┌────────

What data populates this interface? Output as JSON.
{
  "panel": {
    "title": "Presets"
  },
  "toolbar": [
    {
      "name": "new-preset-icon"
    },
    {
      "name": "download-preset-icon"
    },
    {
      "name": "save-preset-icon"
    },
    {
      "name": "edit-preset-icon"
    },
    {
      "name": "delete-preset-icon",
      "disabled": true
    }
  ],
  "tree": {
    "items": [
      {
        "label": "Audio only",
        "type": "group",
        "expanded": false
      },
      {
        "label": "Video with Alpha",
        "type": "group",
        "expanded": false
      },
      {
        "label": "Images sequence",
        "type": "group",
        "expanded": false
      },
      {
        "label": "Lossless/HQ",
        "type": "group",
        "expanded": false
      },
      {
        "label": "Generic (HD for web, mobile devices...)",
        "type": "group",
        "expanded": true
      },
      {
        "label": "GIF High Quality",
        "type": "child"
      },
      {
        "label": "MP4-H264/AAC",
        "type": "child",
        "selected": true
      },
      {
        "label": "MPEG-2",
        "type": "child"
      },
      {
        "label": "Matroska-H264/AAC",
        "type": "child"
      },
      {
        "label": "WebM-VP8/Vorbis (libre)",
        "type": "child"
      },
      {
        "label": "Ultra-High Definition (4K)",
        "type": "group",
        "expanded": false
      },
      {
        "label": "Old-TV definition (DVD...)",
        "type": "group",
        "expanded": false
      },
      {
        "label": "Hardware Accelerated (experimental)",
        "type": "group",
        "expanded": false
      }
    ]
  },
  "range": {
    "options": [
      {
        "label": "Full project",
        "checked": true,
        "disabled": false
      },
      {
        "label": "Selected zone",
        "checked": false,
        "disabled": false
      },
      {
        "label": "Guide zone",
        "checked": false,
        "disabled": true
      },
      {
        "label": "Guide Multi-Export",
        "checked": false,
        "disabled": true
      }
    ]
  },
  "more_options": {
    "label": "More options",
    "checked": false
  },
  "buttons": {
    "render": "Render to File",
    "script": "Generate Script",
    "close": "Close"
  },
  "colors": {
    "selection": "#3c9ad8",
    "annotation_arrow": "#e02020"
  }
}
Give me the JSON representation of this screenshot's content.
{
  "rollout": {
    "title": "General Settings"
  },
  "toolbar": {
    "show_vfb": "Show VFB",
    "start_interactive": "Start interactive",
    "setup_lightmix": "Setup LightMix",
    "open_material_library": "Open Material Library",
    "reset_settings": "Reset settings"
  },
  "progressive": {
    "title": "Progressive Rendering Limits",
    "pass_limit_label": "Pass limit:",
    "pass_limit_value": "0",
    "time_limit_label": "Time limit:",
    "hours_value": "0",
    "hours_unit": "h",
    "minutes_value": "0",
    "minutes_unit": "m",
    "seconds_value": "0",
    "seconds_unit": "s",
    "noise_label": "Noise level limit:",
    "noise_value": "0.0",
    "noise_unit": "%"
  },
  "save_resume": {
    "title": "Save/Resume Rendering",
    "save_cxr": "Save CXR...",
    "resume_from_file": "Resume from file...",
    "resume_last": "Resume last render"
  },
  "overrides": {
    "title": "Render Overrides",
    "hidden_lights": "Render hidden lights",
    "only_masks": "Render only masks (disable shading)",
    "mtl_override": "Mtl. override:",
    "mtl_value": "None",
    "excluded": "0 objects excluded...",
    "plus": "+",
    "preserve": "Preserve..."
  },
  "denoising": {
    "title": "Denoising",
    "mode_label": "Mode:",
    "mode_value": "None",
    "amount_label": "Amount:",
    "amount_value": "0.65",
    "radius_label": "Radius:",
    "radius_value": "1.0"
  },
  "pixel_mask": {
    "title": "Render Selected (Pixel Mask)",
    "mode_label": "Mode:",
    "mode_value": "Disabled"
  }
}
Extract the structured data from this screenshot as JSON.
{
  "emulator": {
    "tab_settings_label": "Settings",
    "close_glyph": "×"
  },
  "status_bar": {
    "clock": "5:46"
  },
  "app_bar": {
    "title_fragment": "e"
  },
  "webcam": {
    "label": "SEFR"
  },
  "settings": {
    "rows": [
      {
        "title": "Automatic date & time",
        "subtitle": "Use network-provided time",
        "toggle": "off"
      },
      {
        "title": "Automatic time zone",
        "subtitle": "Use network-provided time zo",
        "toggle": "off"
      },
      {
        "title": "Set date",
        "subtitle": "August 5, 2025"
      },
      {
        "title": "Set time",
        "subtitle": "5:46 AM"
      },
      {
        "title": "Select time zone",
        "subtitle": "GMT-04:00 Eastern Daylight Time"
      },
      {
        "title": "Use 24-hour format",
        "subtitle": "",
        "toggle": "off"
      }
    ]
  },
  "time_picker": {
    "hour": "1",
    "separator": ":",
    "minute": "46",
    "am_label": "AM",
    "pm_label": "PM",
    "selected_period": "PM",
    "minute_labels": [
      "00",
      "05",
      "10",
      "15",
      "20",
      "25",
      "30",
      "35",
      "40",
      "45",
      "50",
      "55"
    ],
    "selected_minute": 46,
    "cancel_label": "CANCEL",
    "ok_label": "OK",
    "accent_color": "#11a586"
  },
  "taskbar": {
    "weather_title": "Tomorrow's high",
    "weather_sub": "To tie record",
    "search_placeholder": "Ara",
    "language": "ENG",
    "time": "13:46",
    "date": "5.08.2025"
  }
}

└────────

• [WRITTEN TASK] Read the entries above, then pull out the lines that include "true".

• [RESPONSE]
      "disabled": true
        "expanded": true
        "selected": true
        "checked": true,
        "disabled": true
        "disabled": true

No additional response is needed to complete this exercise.